From the entries that follow, list every line in which the string "Mbps" appears.

— Begin —

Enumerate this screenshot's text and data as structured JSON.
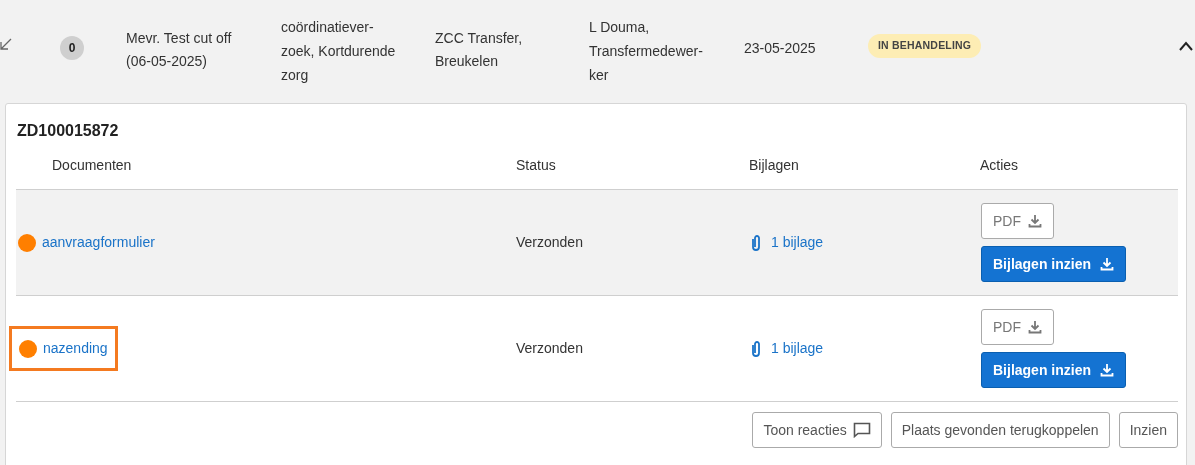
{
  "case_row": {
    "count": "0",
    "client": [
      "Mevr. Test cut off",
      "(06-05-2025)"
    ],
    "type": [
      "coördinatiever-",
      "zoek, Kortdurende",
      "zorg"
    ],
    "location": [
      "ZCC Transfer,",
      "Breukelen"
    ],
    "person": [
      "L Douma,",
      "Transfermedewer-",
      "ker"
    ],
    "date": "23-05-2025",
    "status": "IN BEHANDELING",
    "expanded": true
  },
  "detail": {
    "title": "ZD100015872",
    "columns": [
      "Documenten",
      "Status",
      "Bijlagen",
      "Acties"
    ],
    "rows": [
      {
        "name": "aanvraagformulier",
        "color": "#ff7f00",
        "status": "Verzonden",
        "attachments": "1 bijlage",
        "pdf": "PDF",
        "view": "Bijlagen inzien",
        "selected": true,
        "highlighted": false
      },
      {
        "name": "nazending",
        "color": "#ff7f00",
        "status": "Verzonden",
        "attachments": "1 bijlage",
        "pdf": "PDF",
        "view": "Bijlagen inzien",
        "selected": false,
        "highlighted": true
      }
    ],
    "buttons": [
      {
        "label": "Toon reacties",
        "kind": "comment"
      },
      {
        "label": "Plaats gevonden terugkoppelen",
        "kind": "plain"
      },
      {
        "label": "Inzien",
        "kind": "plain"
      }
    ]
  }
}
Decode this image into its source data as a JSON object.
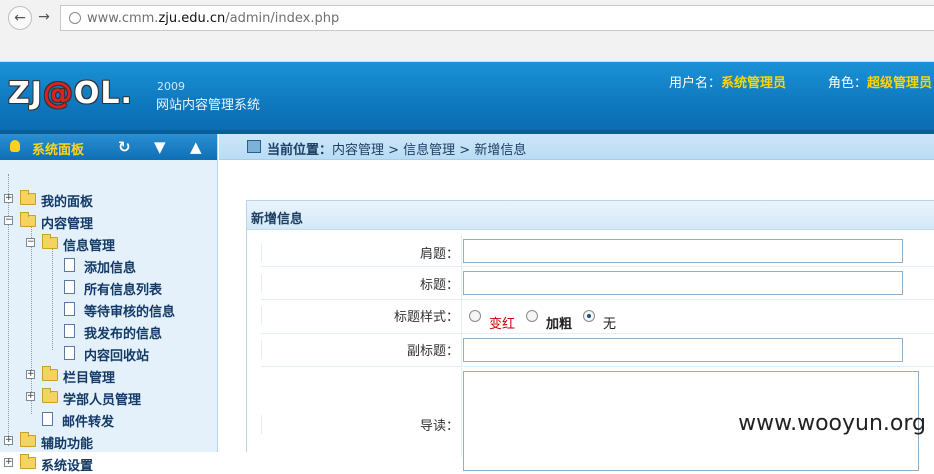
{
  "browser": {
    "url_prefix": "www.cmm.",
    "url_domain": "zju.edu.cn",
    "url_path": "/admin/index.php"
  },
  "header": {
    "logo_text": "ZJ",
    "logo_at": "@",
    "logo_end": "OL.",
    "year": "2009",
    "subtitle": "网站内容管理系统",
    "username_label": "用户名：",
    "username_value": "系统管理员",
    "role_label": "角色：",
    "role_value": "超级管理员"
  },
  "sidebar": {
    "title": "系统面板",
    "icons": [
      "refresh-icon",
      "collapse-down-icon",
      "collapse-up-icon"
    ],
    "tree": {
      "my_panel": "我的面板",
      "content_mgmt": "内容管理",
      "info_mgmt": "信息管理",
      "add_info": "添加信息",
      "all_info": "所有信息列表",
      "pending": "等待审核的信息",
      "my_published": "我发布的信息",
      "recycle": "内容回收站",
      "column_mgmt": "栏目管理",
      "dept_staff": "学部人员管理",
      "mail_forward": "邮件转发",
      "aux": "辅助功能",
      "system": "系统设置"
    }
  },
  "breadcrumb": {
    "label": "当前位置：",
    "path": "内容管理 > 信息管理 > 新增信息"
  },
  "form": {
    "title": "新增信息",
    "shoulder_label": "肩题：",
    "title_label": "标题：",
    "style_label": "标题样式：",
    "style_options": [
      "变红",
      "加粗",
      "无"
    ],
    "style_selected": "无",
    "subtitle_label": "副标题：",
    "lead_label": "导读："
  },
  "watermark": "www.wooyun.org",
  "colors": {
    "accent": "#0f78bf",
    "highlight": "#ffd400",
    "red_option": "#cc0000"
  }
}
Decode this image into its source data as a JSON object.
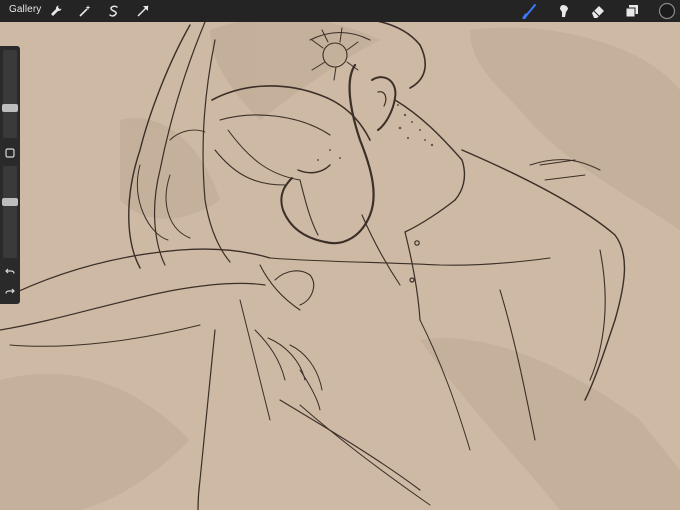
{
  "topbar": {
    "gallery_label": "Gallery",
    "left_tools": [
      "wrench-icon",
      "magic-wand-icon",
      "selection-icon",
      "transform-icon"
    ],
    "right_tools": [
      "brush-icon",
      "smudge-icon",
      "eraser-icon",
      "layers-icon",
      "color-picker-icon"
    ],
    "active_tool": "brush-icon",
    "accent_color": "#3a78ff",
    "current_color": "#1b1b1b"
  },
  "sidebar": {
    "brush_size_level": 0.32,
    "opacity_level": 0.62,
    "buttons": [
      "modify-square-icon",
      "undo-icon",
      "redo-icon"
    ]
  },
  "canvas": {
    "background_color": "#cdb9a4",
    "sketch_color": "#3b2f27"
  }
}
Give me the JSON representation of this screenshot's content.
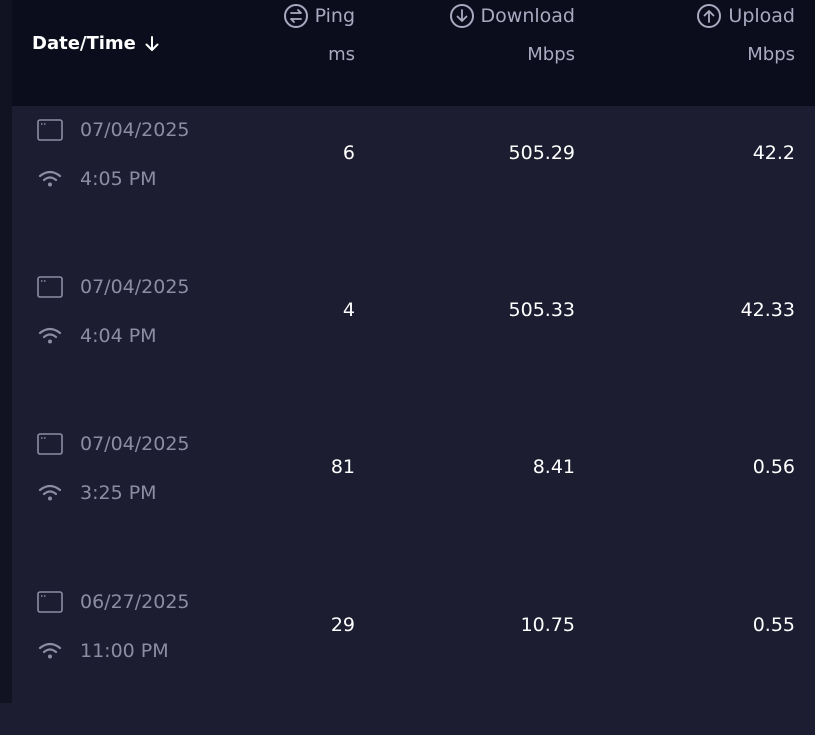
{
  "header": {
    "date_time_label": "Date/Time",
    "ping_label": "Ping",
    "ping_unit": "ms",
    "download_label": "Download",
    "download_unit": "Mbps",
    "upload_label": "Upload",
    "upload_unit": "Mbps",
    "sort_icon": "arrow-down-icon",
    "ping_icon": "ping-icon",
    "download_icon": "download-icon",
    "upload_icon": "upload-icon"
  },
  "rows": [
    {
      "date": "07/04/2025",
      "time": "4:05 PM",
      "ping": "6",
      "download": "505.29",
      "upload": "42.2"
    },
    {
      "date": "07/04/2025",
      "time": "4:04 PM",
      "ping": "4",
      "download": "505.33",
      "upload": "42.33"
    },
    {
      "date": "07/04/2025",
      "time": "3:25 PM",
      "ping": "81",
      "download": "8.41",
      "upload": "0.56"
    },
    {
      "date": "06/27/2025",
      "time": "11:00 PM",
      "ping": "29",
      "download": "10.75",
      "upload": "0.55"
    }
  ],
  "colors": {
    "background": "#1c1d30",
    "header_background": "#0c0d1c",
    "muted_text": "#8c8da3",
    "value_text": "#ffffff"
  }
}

— End —

TASK OUTPUT:
    "download_unit": "Mbps",
    "upload_unit": "Mbps",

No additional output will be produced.